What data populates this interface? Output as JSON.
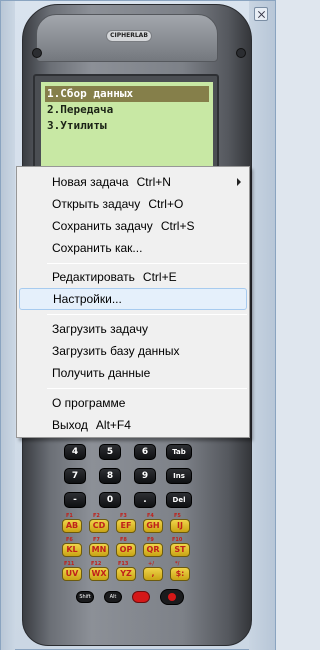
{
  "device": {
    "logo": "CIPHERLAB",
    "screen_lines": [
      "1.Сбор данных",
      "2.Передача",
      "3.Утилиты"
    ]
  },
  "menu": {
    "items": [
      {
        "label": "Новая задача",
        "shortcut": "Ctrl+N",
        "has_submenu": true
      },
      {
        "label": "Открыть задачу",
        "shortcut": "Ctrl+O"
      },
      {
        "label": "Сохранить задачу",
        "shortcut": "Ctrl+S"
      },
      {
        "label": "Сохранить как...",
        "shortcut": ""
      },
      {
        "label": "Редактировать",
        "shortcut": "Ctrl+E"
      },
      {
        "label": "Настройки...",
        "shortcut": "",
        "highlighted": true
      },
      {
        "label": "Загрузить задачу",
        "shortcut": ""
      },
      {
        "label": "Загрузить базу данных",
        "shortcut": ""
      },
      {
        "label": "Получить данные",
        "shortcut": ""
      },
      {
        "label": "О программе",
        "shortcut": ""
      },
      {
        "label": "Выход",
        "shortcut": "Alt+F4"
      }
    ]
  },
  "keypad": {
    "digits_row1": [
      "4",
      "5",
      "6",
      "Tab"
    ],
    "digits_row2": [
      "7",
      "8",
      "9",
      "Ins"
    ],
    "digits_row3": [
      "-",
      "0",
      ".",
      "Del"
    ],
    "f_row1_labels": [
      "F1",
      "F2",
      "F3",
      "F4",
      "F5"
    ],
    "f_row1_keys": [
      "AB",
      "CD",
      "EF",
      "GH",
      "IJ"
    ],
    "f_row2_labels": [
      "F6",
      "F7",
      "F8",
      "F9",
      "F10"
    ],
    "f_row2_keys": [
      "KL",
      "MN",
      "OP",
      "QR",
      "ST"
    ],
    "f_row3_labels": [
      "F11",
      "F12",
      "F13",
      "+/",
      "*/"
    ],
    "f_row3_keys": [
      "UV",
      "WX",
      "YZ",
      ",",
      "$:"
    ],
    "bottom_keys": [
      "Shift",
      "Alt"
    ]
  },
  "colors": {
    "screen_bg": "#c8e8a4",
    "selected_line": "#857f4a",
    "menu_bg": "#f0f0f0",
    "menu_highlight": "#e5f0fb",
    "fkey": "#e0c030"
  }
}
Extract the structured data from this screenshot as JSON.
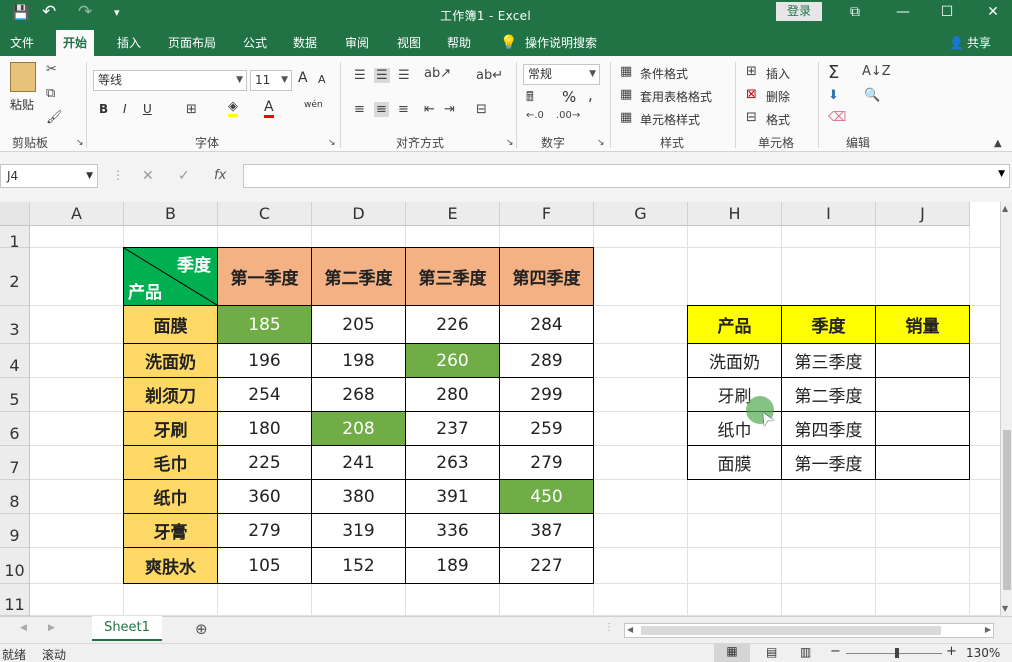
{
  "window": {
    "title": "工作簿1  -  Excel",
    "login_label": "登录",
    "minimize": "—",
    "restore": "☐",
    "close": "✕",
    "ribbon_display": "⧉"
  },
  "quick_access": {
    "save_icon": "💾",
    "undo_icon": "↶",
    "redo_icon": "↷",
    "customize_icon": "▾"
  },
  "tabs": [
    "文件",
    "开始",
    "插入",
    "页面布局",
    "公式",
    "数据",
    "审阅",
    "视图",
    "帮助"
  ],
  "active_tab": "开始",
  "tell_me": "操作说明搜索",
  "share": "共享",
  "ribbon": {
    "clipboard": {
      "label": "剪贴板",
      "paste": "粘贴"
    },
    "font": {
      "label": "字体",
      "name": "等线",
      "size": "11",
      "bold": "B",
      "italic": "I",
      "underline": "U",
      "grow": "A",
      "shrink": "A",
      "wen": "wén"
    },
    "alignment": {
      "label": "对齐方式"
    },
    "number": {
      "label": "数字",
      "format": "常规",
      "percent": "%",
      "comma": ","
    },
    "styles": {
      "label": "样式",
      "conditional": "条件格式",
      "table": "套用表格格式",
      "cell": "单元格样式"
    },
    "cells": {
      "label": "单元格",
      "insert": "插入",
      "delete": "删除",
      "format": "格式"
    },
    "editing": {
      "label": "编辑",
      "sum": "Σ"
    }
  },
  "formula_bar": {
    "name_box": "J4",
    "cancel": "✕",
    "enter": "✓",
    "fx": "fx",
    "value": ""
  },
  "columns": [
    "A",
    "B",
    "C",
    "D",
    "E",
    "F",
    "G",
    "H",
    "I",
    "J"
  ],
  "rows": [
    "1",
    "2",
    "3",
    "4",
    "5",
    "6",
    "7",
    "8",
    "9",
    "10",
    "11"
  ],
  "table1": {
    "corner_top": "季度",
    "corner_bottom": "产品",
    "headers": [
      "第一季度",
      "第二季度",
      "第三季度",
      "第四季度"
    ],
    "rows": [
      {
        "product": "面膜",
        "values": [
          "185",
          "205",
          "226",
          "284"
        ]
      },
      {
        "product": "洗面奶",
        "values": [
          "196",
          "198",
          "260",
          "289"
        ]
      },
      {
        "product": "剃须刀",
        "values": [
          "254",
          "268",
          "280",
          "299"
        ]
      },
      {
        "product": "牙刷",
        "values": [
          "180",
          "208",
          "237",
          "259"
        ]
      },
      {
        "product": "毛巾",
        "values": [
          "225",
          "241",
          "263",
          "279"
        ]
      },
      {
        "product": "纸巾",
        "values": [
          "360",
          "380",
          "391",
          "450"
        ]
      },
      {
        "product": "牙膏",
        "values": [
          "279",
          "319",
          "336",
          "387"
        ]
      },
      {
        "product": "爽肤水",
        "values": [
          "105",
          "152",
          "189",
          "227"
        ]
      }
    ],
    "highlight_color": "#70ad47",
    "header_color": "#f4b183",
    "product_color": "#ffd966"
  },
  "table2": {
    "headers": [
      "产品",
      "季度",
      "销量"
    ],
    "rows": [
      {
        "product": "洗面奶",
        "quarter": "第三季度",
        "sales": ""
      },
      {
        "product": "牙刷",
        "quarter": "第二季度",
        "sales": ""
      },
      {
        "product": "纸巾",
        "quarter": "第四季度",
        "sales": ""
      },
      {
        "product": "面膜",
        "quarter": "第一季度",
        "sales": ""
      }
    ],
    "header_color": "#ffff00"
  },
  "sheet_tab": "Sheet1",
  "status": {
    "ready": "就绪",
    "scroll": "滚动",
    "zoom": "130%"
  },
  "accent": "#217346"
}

=-=-=

What is asked –
Search the data above for lines holding "JSON" and copy each of them.

Task result –
What data populates this interface? Output as JSON.
Extract the structured data from this screenshot as JSON.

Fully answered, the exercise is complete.